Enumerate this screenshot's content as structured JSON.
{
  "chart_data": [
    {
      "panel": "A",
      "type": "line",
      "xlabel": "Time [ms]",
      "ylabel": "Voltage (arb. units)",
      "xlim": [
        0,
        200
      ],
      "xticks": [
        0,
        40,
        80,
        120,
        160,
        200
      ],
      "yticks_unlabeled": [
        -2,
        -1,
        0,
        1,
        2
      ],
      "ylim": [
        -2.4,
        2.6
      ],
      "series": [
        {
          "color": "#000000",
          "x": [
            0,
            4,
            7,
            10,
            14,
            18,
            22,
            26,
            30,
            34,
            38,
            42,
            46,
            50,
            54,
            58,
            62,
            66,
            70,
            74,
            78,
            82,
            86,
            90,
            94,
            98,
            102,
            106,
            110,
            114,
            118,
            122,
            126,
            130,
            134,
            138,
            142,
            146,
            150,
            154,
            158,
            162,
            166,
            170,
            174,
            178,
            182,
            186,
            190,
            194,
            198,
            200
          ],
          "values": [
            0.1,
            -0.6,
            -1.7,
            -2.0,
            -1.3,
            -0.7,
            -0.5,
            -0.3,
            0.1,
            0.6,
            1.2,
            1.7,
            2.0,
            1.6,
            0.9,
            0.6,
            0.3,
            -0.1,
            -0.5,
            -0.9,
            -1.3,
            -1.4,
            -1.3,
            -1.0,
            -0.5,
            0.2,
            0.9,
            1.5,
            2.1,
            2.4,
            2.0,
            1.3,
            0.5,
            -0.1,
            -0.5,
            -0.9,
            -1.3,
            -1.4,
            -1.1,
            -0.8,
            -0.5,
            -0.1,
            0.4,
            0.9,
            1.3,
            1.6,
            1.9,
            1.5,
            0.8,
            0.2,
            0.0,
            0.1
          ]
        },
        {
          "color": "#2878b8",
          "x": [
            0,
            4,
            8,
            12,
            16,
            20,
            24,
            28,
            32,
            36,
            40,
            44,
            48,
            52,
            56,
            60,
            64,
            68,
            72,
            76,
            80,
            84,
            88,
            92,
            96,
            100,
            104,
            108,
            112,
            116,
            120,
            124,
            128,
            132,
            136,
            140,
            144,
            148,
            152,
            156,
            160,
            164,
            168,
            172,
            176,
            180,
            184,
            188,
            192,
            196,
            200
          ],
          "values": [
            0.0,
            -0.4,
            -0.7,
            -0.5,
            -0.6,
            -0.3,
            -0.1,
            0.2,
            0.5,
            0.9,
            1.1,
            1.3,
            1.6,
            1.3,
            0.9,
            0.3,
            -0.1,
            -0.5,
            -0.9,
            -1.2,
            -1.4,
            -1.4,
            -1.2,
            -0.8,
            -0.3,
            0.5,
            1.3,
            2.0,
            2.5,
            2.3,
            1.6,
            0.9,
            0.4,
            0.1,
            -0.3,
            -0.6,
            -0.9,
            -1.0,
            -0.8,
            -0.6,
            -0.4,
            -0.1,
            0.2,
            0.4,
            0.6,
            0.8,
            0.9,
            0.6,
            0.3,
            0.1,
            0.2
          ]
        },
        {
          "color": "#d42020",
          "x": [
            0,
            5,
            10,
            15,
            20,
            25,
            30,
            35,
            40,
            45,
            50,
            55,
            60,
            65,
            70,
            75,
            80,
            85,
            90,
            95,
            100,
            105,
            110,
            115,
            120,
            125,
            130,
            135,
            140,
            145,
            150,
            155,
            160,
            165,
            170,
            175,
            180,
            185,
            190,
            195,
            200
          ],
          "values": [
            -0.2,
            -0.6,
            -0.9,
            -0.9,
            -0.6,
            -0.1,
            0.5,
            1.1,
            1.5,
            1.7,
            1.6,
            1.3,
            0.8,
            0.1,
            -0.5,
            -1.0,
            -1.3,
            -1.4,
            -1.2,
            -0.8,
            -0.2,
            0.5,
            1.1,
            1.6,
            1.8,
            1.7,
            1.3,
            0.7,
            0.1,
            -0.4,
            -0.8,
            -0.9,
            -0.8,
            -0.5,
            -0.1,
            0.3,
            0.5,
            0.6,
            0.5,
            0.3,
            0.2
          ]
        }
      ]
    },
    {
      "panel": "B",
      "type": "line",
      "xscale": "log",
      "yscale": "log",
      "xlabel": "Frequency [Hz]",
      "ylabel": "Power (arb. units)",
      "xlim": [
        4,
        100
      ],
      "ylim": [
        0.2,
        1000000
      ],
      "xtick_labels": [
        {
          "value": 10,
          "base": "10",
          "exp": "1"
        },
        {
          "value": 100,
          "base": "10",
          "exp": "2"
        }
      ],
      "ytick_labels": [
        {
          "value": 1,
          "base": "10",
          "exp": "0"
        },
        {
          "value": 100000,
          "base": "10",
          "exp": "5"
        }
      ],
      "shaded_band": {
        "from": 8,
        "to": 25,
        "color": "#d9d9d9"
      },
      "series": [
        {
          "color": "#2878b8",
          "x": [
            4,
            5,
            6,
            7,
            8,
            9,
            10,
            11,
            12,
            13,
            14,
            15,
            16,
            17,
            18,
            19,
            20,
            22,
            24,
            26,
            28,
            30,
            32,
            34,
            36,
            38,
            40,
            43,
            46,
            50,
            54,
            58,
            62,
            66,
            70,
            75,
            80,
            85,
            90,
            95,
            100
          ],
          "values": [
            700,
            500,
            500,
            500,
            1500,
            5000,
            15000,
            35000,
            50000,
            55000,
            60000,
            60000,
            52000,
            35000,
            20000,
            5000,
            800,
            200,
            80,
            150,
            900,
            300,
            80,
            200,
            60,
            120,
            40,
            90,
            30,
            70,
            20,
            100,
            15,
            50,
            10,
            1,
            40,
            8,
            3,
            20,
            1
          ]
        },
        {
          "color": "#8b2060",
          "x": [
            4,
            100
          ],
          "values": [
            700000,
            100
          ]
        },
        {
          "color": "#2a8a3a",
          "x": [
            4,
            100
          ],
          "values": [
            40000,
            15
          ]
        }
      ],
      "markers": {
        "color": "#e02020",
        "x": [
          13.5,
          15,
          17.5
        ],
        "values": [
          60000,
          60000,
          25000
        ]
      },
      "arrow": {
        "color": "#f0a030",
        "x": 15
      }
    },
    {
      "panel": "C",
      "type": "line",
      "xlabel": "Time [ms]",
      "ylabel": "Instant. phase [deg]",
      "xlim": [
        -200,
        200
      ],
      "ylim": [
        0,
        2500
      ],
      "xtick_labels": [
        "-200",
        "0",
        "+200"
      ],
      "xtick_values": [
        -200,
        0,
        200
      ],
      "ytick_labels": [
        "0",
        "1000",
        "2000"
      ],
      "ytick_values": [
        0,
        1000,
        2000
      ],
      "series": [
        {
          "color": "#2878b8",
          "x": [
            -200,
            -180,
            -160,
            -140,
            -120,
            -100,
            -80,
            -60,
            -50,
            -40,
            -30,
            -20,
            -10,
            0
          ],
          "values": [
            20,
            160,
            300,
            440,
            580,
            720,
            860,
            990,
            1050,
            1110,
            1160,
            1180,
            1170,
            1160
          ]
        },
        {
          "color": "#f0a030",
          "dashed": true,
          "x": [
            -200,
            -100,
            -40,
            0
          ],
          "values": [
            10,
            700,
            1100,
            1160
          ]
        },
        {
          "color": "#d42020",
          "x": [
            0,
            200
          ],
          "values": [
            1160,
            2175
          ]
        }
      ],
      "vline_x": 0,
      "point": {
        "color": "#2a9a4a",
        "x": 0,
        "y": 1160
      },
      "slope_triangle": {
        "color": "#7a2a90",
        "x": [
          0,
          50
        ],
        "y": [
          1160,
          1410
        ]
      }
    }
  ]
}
════════════════
▸ WHAT NEEDS TO BE DONE: Repeat all the records. Match each line exactly.

▸ SOLUTION FOR THIS EXERCISE:
Enumerate this screenshot's content as structured JSON.
{
  "chart_data": [
    {
      "panel": "A",
      "type": "line",
      "xlabel": "Time [ms]",
      "ylabel": "Voltage (arb. units)",
      "xlim": [
        0,
        200
      ],
      "xticks": [
        0,
        40,
        80,
        120,
        160,
        200
      ],
      "yticks_unlabeled": [
        -2,
        -1,
        0,
        1,
        2
      ],
      "ylim": [
        -2.4,
        2.6
      ],
      "series": [
        {
          "color": "#000000",
          "x": [
            0,
            4,
            7,
            10,
            14,
            18,
            22,
            26,
            30,
            34,
            38,
            42,
            46,
            50,
            54,
            58,
            62,
            66,
            70,
            74,
            78,
            82,
            86,
            90,
            94,
            98,
            102,
            106,
            110,
            114,
            118,
            122,
            126,
            130,
            134,
            138,
            142,
            146,
            150,
            154,
            158,
            162,
            166,
            170,
            174,
            178,
            182,
            186,
            190,
            194,
            198,
            200
          ],
          "values": [
            0.1,
            -0.6,
            -1.7,
            -2.0,
            -1.3,
            -0.7,
            -0.5,
            -0.3,
            0.1,
            0.6,
            1.2,
            1.7,
            2.0,
            1.6,
            0.9,
            0.6,
            0.3,
            -0.1,
            -0.5,
            -0.9,
            -1.3,
            -1.4,
            -1.3,
            -1.0,
            -0.5,
            0.2,
            0.9,
            1.5,
            2.1,
            2.4,
            2.0,
            1.3,
            0.5,
            -0.1,
            -0.5,
            -0.9,
            -1.3,
            -1.4,
            -1.1,
            -0.8,
            -0.5,
            -0.1,
            0.4,
            0.9,
            1.3,
            1.6,
            1.9,
            1.5,
            0.8,
            0.2,
            0.0,
            0.1
          ]
        },
        {
          "color": "#2878b8",
          "x": [
            0,
            4,
            8,
            12,
            16,
            20,
            24,
            28,
            32,
            36,
            40,
            44,
            48,
            52,
            56,
            60,
            64,
            68,
            72,
            76,
            80,
            84,
            88,
            92,
            96,
            100,
            104,
            108,
            112,
            116,
            120,
            124,
            128,
            132,
            136,
            140,
            144,
            148,
            152,
            156,
            160,
            164,
            168,
            172,
            176,
            180,
            184,
            188,
            192,
            196,
            200
          ],
          "values": [
            0.0,
            -0.4,
            -0.7,
            -0.5,
            -0.6,
            -0.3,
            -0.1,
            0.2,
            0.5,
            0.9,
            1.1,
            1.3,
            1.6,
            1.3,
            0.9,
            0.3,
            -0.1,
            -0.5,
            -0.9,
            -1.2,
            -1.4,
            -1.4,
            -1.2,
            -0.8,
            -0.3,
            0.5,
            1.3,
            2.0,
            2.5,
            2.3,
            1.6,
            0.9,
            0.4,
            0.1,
            -0.3,
            -0.6,
            -0.9,
            -1.0,
            -0.8,
            -0.6,
            -0.4,
            -0.1,
            0.2,
            0.4,
            0.6,
            0.8,
            0.9,
            0.6,
            0.3,
            0.1,
            0.2
          ]
        },
        {
          "color": "#d42020",
          "x": [
            0,
            5,
            10,
            15,
            20,
            25,
            30,
            35,
            40,
            45,
            50,
            55,
            60,
            65,
            70,
            75,
            80,
            85,
            90,
            95,
            100,
            105,
            110,
            115,
            120,
            125,
            130,
            135,
            140,
            145,
            150,
            155,
            160,
            165,
            170,
            175,
            180,
            185,
            190,
            195,
            200
          ],
          "values": [
            -0.2,
            -0.6,
            -0.9,
            -0.9,
            -0.6,
            -0.1,
            0.5,
            1.1,
            1.5,
            1.7,
            1.6,
            1.3,
            0.8,
            0.1,
            -0.5,
            -1.0,
            -1.3,
            -1.4,
            -1.2,
            -0.8,
            -0.2,
            0.5,
            1.1,
            1.6,
            1.8,
            1.7,
            1.3,
            0.7,
            0.1,
            -0.4,
            -0.8,
            -0.9,
            -0.8,
            -0.5,
            -0.1,
            0.3,
            0.5,
            0.6,
            0.5,
            0.3,
            0.2
          ]
        }
      ]
    },
    {
      "panel": "B",
      "type": "line",
      "xscale": "log",
      "yscale": "log",
      "xlabel": "Frequency [Hz]",
      "ylabel": "Power (arb. units)",
      "xlim": [
        4,
        100
      ],
      "ylim": [
        0.2,
        1000000
      ],
      "xtick_labels": [
        {
          "value": 10,
          "base": "10",
          "exp": "1"
        },
        {
          "value": 100,
          "base": "10",
          "exp": "2"
        }
      ],
      "ytick_labels": [
        {
          "value": 1,
          "base": "10",
          "exp": "0"
        },
        {
          "value": 100000,
          "base": "10",
          "exp": "5"
        }
      ],
      "shaded_band": {
        "from": 8,
        "to": 25,
        "color": "#d9d9d9"
      },
      "series": [
        {
          "color": "#2878b8",
          "x": [
            4,
            5,
            6,
            7,
            8,
            9,
            10,
            11,
            12,
            13,
            14,
            15,
            16,
            17,
            18,
            19,
            20,
            22,
            24,
            26,
            28,
            30,
            32,
            34,
            36,
            38,
            40,
            43,
            46,
            50,
            54,
            58,
            62,
            66,
            70,
            75,
            80,
            85,
            90,
            95,
            100
          ],
          "values": [
            700,
            500,
            500,
            500,
            1500,
            5000,
            15000,
            35000,
            50000,
            55000,
            60000,
            60000,
            52000,
            35000,
            20000,
            5000,
            800,
            200,
            80,
            150,
            900,
            300,
            80,
            200,
            60,
            120,
            40,
            90,
            30,
            70,
            20,
            100,
            15,
            50,
            10,
            1,
            40,
            8,
            3,
            20,
            1
          ]
        },
        {
          "color": "#8b2060",
          "x": [
            4,
            100
          ],
          "values": [
            700000,
            100
          ]
        },
        {
          "color": "#2a8a3a",
          "x": [
            4,
            100
          ],
          "values": [
            40000,
            15
          ]
        }
      ],
      "markers": {
        "color": "#e02020",
        "x": [
          13.5,
          15,
          17.5
        ],
        "values": [
          60000,
          60000,
          25000
        ]
      },
      "arrow": {
        "color": "#f0a030",
        "x": 15
      }
    },
    {
      "panel": "C",
      "type": "line",
      "xlabel": "Time [ms]",
      "ylabel": "Instant. phase [deg]",
      "xlim": [
        -200,
        200
      ],
      "ylim": [
        0,
        2500
      ],
      "xtick_labels": [
        "-200",
        "0",
        "+200"
      ],
      "xtick_values": [
        -200,
        0,
        200
      ],
      "ytick_labels": [
        "0",
        "1000",
        "2000"
      ],
      "ytick_values": [
        0,
        1000,
        2000
      ],
      "series": [
        {
          "color": "#2878b8",
          "x": [
            -200,
            -180,
            -160,
            -140,
            -120,
            -100,
            -80,
            -60,
            -50,
            -40,
            -30,
            -20,
            -10,
            0
          ],
          "values": [
            20,
            160,
            300,
            440,
            580,
            720,
            860,
            990,
            1050,
            1110,
            1160,
            1180,
            1170,
            1160
          ]
        },
        {
          "color": "#f0a030",
          "dashed": true,
          "x": [
            -200,
            -100,
            -40,
            0
          ],
          "values": [
            10,
            700,
            1100,
            1160
          ]
        },
        {
          "color": "#d42020",
          "x": [
            0,
            200
          ],
          "values": [
            1160,
            2175
          ]
        }
      ],
      "vline_x": 0,
      "point": {
        "color": "#2a9a4a",
        "x": 0,
        "y": 1160
      },
      "slope_triangle": {
        "color": "#7a2a90",
        "x": [
          0,
          50
        ],
        "y": [
          1160,
          1410
        ]
      }
    }
  ]
}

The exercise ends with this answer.